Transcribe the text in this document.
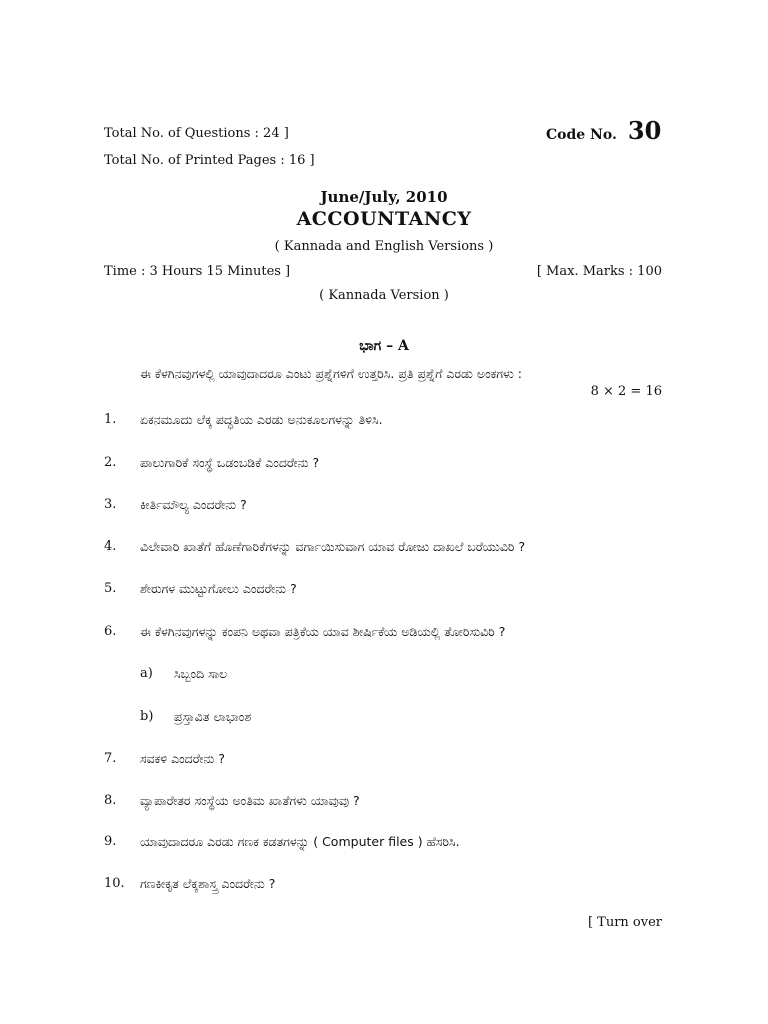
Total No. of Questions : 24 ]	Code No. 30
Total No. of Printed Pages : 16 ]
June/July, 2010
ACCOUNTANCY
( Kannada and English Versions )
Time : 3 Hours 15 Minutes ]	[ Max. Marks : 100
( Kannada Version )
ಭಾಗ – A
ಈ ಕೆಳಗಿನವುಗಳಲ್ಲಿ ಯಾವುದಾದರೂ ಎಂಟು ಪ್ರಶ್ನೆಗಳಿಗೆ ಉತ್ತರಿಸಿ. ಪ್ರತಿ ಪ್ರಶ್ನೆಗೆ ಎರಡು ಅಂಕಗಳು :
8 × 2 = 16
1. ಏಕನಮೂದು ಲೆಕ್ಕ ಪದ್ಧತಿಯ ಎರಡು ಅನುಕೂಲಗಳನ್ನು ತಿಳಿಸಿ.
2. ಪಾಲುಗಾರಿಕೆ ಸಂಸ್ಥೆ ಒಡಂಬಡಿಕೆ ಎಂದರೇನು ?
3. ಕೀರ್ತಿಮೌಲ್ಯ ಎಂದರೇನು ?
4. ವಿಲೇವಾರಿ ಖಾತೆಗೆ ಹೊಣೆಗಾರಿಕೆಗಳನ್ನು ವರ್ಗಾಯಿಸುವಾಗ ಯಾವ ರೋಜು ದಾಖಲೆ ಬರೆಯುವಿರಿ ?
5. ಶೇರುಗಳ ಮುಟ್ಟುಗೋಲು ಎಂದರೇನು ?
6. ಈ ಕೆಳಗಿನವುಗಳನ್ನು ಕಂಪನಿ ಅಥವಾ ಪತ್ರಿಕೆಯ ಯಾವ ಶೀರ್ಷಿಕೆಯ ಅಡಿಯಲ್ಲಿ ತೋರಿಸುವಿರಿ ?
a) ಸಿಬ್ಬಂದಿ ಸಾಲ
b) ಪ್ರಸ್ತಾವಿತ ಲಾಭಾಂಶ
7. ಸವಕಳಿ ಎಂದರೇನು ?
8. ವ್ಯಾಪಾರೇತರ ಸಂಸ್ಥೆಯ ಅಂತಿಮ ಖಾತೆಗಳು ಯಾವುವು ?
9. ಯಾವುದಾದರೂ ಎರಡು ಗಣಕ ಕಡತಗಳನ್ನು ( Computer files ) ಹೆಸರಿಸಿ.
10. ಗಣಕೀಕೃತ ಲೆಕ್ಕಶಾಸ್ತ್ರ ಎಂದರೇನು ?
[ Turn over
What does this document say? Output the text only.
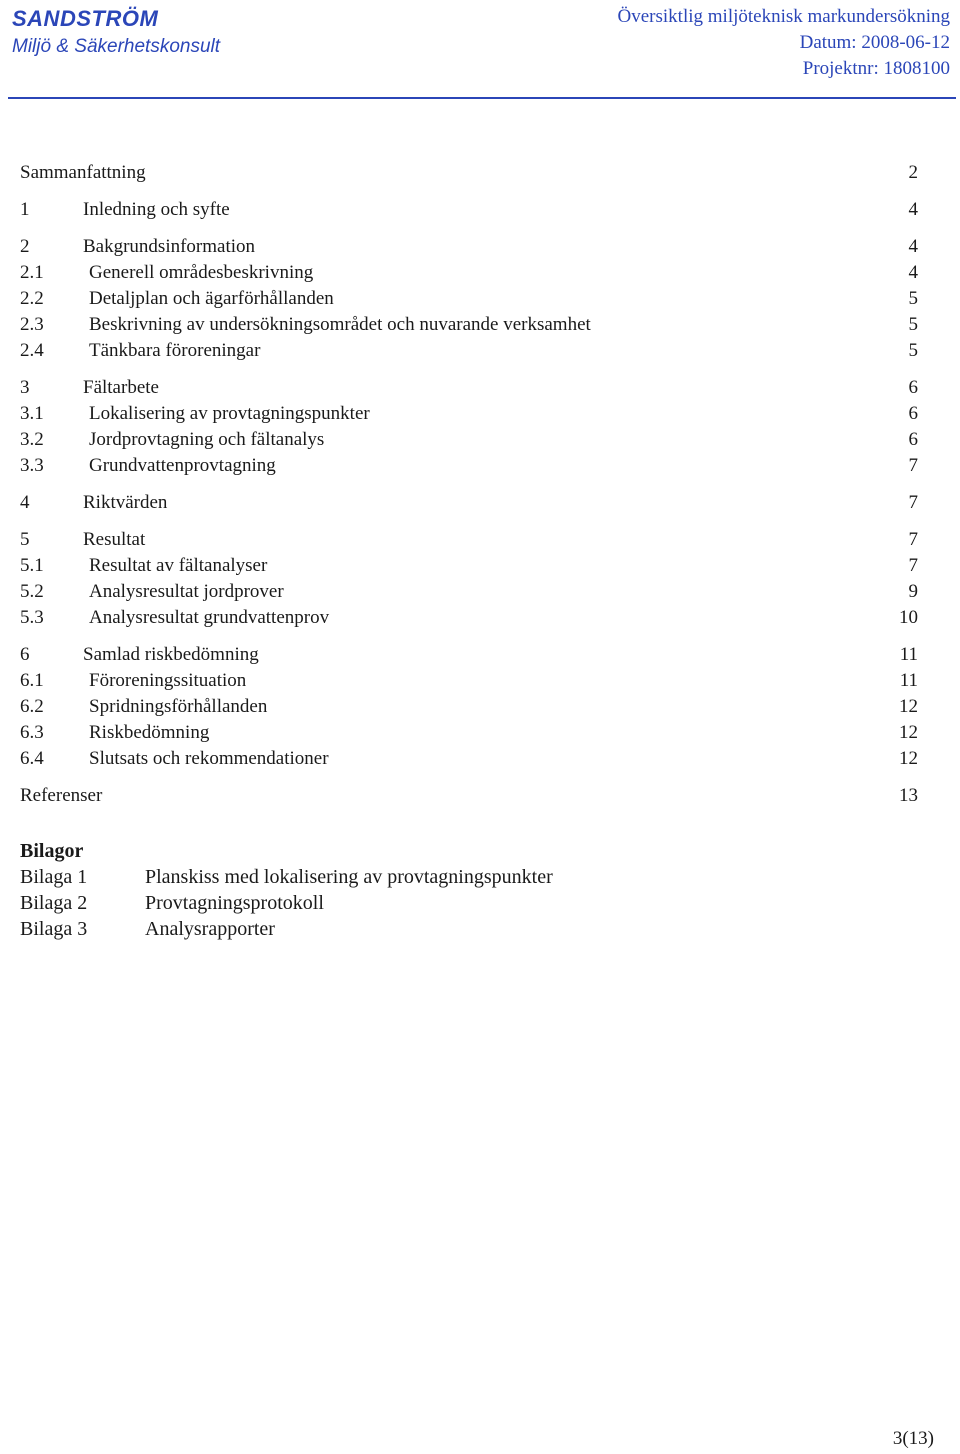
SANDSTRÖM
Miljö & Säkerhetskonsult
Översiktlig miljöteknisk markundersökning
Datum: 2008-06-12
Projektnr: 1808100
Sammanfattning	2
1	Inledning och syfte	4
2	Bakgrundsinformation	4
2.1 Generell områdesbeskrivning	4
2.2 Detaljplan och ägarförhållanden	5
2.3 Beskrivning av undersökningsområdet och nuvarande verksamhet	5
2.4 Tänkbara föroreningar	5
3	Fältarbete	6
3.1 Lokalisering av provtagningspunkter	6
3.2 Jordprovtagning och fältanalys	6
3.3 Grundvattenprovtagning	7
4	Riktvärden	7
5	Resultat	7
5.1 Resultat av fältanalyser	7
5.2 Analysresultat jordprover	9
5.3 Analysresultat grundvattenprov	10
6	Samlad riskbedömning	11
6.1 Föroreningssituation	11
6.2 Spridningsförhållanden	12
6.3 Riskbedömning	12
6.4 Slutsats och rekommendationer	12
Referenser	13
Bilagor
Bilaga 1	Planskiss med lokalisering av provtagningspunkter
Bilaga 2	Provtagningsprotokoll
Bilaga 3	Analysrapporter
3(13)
______________________________
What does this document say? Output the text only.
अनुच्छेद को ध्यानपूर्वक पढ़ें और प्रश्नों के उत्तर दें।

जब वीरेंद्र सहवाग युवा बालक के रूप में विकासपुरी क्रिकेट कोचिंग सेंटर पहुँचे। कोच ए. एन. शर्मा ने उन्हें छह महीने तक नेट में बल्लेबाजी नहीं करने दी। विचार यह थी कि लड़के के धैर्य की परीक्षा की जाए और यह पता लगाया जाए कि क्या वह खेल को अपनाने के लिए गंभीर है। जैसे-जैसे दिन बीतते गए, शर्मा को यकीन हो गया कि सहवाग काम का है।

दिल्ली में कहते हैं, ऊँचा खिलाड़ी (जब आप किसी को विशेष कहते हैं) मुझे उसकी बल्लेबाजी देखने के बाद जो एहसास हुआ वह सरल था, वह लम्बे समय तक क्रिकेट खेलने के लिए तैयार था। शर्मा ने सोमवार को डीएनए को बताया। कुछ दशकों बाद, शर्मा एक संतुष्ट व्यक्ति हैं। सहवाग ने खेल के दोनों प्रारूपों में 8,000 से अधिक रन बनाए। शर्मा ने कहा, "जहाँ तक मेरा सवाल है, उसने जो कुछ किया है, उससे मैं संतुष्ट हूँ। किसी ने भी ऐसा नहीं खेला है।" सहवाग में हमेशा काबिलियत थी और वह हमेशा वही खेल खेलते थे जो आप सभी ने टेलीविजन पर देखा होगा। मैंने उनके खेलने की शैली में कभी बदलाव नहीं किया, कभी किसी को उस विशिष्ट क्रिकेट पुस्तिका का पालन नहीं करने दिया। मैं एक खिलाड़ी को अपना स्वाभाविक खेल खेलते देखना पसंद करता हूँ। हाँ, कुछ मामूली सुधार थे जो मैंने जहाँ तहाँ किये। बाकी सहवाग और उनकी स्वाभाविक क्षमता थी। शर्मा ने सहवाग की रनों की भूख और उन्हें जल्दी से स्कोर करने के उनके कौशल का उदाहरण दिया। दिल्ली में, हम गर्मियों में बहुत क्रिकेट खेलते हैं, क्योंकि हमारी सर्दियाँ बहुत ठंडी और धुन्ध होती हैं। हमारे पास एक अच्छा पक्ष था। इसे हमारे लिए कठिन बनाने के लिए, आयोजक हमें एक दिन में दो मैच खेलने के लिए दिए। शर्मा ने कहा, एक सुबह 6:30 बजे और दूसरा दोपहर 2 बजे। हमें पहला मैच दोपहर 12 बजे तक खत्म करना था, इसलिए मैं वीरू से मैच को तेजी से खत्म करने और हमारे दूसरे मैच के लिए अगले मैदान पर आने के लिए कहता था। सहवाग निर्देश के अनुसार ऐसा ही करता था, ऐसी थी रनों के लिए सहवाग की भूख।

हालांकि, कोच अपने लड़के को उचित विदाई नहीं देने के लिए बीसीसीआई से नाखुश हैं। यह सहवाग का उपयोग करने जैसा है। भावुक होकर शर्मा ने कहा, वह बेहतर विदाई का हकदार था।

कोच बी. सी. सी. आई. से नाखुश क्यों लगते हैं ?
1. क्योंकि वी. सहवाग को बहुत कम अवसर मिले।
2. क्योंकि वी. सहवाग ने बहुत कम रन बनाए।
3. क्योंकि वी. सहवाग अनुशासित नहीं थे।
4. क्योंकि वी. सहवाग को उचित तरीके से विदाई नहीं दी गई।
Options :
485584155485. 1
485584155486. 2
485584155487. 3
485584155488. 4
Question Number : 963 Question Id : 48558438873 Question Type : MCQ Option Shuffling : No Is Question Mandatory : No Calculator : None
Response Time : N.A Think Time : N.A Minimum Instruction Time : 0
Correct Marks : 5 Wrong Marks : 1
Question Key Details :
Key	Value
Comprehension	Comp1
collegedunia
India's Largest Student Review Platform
______________________________
# Task details
Copy out every line where the word "Time" occurs.

# Solution
Time : 3 Hours 15 Minutes ]	[ Max. Marks : 100
Response Time : N.A Think Time : N.A Minimum Instruction Time : 0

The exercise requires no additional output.